== AVAILABLE RECORDS ==
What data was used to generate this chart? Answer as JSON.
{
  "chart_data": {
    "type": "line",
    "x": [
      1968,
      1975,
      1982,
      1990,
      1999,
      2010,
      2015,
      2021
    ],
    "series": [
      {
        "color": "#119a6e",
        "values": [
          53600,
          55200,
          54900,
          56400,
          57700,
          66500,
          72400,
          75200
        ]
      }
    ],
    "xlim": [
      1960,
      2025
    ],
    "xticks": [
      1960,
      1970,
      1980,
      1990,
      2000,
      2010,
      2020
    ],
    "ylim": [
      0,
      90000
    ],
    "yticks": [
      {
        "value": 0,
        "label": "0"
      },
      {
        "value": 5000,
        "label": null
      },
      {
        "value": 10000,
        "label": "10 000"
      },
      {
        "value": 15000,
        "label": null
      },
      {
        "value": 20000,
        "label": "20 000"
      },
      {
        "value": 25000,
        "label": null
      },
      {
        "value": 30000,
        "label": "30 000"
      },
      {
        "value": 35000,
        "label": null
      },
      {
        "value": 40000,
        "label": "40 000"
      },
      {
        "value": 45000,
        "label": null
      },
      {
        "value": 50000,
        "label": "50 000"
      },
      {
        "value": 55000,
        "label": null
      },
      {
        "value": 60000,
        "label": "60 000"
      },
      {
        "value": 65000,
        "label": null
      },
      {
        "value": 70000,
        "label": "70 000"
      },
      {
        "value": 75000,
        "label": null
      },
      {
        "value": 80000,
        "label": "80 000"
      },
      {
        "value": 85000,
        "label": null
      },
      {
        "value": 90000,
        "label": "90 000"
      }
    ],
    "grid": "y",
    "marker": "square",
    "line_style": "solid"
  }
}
===
- _TASK DESCRIPTION_
The records above are to be repeated exactly, in their entirety.

- _RESULT OF THIS TASK_
What data was used to generate this chart? Answer as JSON.
{
  "chart_data": {
    "type": "line",
    "x": [
      1968,
      1975,
      1982,
      1990,
      1999,
      2010,
      2015,
      2021
    ],
    "series": [
      {
        "color": "#119a6e",
        "values": [
          53600,
          55200,
          54900,
          56400,
          57700,
          66500,
          72400,
          75200
        ]
      }
    ],
    "xlim": [
      1960,
      2025
    ],
    "xticks": [
      1960,
      1970,
      1980,
      1990,
      2000,
      2010,
      2020
    ],
    "ylim": [
      0,
      90000
    ],
    "yticks": [
      {
        "value": 0,
        "label": "0"
      },
      {
        "value": 5000,
        "label": null
      },
      {
        "value": 10000,
        "label": "10 000"
      },
      {
        "value": 15000,
        "label": null
      },
      {
        "value": 20000,
        "label": "20 000"
      },
      {
        "value": 25000,
        "label": null
      },
      {
        "value": 30000,
        "label": "30 000"
      },
      {
        "value": 35000,
        "label": null
      },
      {
        "value": 40000,
        "label": "40 000"
      },
      {
        "value": 45000,
        "label": null
      },
      {
        "value": 50000,
        "label": "50 000"
      },
      {
        "value": 55000,
        "label": null
      },
      {
        "value": 60000,
        "label": "60 000"
      },
      {
        "value": 65000,
        "label": null
      },
      {
        "value": 70000,
        "label": "70 000"
      },
      {
        "value": 75000,
        "label": null
      },
      {
        "value": 80000,
        "label": "80 000"
      },
      {
        "value": 85000,
        "label": null
      },
      {
        "value": 90000,
        "label": "90 000"
      }
    ],
    "grid": "y",
    "marker": "square",
    "line_style": "solid"
  }
}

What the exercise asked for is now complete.